**Goal:** Identify the lines that contain the word "this" and copy each one.

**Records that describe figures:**
---*---
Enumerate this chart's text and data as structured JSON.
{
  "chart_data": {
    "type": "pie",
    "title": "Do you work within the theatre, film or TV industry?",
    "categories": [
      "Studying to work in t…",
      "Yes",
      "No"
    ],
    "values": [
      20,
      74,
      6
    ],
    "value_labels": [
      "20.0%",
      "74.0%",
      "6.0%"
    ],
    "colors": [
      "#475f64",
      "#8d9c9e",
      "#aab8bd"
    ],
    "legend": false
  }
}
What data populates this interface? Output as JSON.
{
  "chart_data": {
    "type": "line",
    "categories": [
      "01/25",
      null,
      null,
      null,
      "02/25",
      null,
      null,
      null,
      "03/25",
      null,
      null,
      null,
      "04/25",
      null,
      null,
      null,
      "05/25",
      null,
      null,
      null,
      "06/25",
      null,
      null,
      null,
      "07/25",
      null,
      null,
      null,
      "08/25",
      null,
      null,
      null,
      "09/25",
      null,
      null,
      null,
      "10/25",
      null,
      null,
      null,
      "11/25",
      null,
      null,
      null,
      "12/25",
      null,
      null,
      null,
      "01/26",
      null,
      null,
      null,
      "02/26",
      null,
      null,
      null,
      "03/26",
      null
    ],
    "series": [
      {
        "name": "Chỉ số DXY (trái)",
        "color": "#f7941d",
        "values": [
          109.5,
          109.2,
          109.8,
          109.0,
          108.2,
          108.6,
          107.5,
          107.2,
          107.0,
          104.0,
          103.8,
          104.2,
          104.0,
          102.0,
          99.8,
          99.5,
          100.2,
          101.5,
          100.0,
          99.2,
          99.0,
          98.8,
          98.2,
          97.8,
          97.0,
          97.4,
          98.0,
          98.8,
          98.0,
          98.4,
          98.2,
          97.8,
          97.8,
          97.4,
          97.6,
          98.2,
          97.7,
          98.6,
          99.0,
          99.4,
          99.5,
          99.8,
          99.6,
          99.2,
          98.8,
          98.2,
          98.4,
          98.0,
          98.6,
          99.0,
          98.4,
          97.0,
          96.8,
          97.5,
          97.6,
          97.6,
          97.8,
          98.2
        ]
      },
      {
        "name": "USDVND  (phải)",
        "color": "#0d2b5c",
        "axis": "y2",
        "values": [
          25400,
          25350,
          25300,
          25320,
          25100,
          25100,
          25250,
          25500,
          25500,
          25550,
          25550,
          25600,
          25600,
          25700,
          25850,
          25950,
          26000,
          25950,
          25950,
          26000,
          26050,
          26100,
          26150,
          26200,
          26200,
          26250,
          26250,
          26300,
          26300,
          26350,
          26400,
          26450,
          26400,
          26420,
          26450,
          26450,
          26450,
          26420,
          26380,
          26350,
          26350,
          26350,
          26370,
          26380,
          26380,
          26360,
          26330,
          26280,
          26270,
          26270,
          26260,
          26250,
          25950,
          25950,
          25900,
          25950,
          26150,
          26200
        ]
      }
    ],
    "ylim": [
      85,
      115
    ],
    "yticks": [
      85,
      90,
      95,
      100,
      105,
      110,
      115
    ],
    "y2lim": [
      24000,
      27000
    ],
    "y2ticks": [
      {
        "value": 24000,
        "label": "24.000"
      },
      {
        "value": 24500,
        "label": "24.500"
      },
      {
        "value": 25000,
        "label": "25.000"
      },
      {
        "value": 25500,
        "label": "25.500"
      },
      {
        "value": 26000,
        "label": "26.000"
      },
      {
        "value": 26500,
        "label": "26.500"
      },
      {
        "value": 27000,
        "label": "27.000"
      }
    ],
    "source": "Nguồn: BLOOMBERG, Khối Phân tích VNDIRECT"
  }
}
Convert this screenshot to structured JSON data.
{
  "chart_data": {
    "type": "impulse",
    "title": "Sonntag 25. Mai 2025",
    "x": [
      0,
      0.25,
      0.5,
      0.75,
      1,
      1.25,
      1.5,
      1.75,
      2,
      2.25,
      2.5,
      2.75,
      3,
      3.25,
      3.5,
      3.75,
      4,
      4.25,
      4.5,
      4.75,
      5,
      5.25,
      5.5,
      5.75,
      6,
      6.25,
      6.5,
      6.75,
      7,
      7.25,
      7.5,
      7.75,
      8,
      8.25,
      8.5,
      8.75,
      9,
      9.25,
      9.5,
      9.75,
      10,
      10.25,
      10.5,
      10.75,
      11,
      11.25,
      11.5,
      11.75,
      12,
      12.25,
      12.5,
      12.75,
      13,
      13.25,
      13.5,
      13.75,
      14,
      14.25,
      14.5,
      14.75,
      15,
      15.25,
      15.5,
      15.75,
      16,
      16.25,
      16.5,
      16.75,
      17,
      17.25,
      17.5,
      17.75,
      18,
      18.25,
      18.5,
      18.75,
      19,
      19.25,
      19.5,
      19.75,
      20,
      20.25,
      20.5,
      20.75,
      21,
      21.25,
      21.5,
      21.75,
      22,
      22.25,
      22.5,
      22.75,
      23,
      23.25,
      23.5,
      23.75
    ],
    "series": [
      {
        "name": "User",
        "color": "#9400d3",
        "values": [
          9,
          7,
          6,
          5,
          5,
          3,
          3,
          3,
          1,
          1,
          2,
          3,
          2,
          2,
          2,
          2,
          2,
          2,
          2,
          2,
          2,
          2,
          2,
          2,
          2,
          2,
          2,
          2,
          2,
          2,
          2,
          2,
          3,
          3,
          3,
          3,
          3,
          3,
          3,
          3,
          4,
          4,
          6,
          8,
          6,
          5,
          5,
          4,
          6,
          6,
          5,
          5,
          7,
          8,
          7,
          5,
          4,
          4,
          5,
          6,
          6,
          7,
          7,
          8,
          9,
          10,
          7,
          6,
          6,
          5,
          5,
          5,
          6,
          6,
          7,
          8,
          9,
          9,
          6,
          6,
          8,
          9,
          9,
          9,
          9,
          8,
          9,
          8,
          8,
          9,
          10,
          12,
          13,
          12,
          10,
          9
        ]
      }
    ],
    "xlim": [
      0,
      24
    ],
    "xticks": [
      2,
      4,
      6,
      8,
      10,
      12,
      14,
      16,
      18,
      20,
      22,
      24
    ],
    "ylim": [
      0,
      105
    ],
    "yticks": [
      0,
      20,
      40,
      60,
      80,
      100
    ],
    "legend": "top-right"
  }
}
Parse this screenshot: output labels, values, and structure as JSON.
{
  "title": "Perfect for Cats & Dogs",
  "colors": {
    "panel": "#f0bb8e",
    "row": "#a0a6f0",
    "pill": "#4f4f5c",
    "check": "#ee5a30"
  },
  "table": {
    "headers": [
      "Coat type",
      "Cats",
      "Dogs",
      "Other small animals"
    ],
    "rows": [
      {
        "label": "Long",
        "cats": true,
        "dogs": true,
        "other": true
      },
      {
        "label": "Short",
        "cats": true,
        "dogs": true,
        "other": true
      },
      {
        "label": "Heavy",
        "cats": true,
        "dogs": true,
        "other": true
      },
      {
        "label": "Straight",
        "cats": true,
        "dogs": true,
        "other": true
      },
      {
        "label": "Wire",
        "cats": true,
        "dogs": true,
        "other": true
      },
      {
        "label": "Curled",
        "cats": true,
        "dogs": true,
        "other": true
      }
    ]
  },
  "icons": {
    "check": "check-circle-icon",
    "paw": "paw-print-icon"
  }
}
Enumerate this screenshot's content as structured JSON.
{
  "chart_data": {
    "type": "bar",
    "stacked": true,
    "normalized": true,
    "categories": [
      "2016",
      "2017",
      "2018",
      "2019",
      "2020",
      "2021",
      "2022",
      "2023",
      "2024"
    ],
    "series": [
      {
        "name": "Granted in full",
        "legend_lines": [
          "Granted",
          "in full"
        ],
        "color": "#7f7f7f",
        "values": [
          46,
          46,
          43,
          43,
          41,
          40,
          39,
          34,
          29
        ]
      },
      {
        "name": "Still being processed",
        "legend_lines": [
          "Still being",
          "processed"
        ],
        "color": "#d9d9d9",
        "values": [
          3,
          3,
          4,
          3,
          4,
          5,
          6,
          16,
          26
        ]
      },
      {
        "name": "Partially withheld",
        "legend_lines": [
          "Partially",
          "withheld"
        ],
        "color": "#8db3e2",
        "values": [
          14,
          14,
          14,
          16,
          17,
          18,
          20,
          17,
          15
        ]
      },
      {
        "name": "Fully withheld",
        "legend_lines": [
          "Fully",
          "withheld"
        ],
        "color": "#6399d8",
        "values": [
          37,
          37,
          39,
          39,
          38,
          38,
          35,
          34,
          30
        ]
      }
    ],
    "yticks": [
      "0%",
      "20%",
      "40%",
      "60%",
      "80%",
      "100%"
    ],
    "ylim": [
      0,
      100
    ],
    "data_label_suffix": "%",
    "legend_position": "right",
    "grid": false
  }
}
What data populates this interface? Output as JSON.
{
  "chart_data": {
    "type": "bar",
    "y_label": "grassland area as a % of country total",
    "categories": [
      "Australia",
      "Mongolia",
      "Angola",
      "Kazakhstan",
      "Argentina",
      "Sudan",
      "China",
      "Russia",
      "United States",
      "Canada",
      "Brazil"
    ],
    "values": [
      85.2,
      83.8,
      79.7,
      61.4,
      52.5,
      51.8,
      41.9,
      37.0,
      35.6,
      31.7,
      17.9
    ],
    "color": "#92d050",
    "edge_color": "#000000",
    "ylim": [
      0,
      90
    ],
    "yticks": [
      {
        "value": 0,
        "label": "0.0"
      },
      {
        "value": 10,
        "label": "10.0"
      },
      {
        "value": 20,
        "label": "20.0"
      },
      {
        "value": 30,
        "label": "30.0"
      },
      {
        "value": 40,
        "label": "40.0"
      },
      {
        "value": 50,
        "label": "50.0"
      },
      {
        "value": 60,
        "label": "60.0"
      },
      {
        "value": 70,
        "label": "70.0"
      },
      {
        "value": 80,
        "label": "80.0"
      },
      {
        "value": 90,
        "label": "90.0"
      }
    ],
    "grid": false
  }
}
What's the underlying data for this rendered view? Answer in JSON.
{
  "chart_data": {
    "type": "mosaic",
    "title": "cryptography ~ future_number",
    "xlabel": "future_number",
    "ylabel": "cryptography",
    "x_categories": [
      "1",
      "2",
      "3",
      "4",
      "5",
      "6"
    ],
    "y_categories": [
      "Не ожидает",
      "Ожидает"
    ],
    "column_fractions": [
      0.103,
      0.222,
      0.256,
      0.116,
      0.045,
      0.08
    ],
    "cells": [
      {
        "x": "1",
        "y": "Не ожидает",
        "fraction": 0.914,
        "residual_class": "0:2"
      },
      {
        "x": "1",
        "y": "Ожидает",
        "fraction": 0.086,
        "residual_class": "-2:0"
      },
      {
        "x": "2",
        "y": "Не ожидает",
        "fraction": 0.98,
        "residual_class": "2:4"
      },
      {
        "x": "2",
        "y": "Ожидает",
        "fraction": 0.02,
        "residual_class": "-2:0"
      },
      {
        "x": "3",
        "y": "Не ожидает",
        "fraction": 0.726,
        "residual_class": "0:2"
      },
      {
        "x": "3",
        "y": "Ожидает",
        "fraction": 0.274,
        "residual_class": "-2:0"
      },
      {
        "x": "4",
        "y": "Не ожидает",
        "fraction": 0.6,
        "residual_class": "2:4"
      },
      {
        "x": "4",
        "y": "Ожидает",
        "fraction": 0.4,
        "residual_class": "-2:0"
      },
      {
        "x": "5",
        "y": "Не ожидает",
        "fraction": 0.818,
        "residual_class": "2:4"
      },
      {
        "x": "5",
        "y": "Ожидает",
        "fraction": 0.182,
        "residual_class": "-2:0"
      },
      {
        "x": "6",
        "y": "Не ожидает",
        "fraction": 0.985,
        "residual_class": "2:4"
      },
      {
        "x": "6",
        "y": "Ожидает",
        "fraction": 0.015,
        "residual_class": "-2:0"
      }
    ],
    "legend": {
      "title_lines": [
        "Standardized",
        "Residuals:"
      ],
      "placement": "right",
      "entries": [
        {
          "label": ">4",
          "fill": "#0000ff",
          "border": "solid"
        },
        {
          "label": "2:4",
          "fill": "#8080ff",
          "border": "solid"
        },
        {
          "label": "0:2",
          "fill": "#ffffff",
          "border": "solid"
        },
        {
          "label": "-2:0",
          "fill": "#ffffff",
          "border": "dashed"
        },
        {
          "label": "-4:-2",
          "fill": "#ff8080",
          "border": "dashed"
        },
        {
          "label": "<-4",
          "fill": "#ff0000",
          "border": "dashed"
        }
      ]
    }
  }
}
---*---
**Expected output:**
Enumerate this chart's text and data as structured JSON.
What data populates this interface? Output as JSON.
Convert this screenshot to structured JSON data.
Parse this screenshot: output labels, values, and structure as JSON.
Enumerate this screenshot's content as structured JSON.
What data populates this interface? Output as JSON.
What's the underlying data for this rendered view? Answer in JSON.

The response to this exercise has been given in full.